*WRITTEN TASK*. Quote every line as written. Omit pictures.

*RECORDED INFORMATION*.

--------

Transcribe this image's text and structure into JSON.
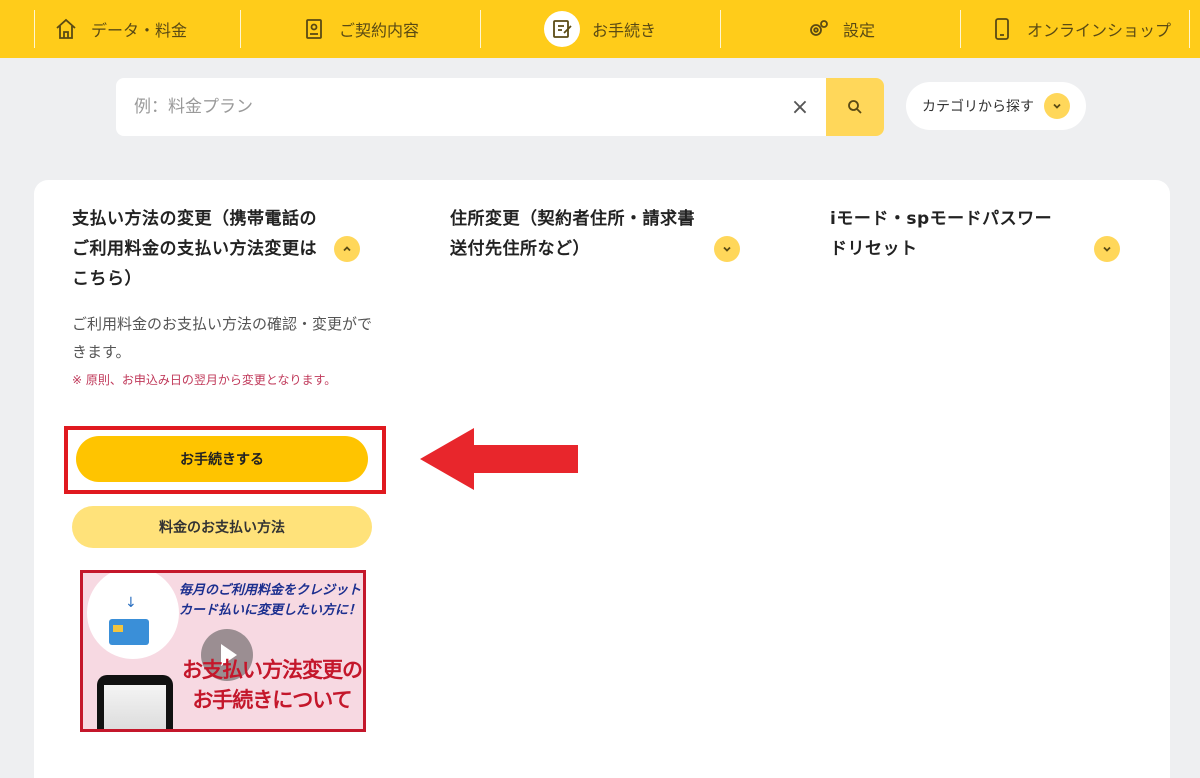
{
  "nav": {
    "items": [
      {
        "label": "データ・料金",
        "icon": "home-icon"
      },
      {
        "label": "ご契約内容",
        "icon": "contract-icon"
      },
      {
        "label": "お手続き",
        "icon": "procedure-icon",
        "active": true
      },
      {
        "label": "設定",
        "icon": "settings-icon"
      },
      {
        "label": "オンラインショップ",
        "icon": "smartphone-icon"
      }
    ]
  },
  "search": {
    "placeholder": "例：料金プラン",
    "clear_label": "×",
    "category_label": "カテゴリから探す"
  },
  "columns": [
    {
      "title": "支払い方法の変更（携帯電話のご利用料金の支払い方法変更はこちら）",
      "expanded": true
    },
    {
      "title": "住所変更（契約者住所・請求書送付先住所など）",
      "expanded": false
    },
    {
      "title": "iモード・spモードパスワードリセット",
      "expanded": false
    }
  ],
  "detail": {
    "description": "ご利用料金のお支払い方法の確認・変更ができます。",
    "note": "※ 原則、お申込み日の翌月から変更となります。",
    "primary_button": "お手続きする",
    "secondary_button": "料金のお支払い方法"
  },
  "video": {
    "caption": "毎月のご利用料金をクレジットカード払いに変更したい方に！",
    "title": "お支払い方法変更のお手続きについて"
  },
  "colors": {
    "brand_yellow": "#ffcc1a",
    "button_yellow": "#ffc400",
    "highlight_red": "#e0191f"
  }
}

--------

*SOLUTION TO THE PROBLEM*.
Transcribe this image's text and structure into JSON.
{
  "nav": {
    "items": [
      {
        "label": "データ・料金",
        "icon": "home-icon"
      },
      {
        "label": "ご契約内容",
        "icon": "contract-icon"
      },
      {
        "label": "お手続き",
        "icon": "procedure-icon",
        "active": true
      },
      {
        "label": "設定",
        "icon": "settings-icon"
      },
      {
        "label": "オンラインショップ",
        "icon": "smartphone-icon"
      }
    ]
  },
  "search": {
    "placeholder": "例：料金プラン",
    "clear_label": "×",
    "category_label": "カテゴリから探す"
  },
  "columns": [
    {
      "title": "支払い方法の変更（携帯電話のご利用料金の支払い方法変更はこちら）",
      "expanded": true
    },
    {
      "title": "住所変更（契約者住所・請求書送付先住所など）",
      "expanded": false
    },
    {
      "title": "iモード・spモードパスワードリセット",
      "expanded": false
    }
  ],
  "detail": {
    "description": "ご利用料金のお支払い方法の確認・変更ができます。",
    "note": "※ 原則、お申込み日の翌月から変更となります。",
    "primary_button": "お手続きする",
    "secondary_button": "料金のお支払い方法"
  },
  "video": {
    "caption": "毎月のご利用料金をクレジットカード払いに変更したい方に！",
    "title": "お支払い方法変更のお手続きについて"
  },
  "colors": {
    "brand_yellow": "#ffcc1a",
    "button_yellow": "#ffc400",
    "highlight_red": "#e0191f"
  }
}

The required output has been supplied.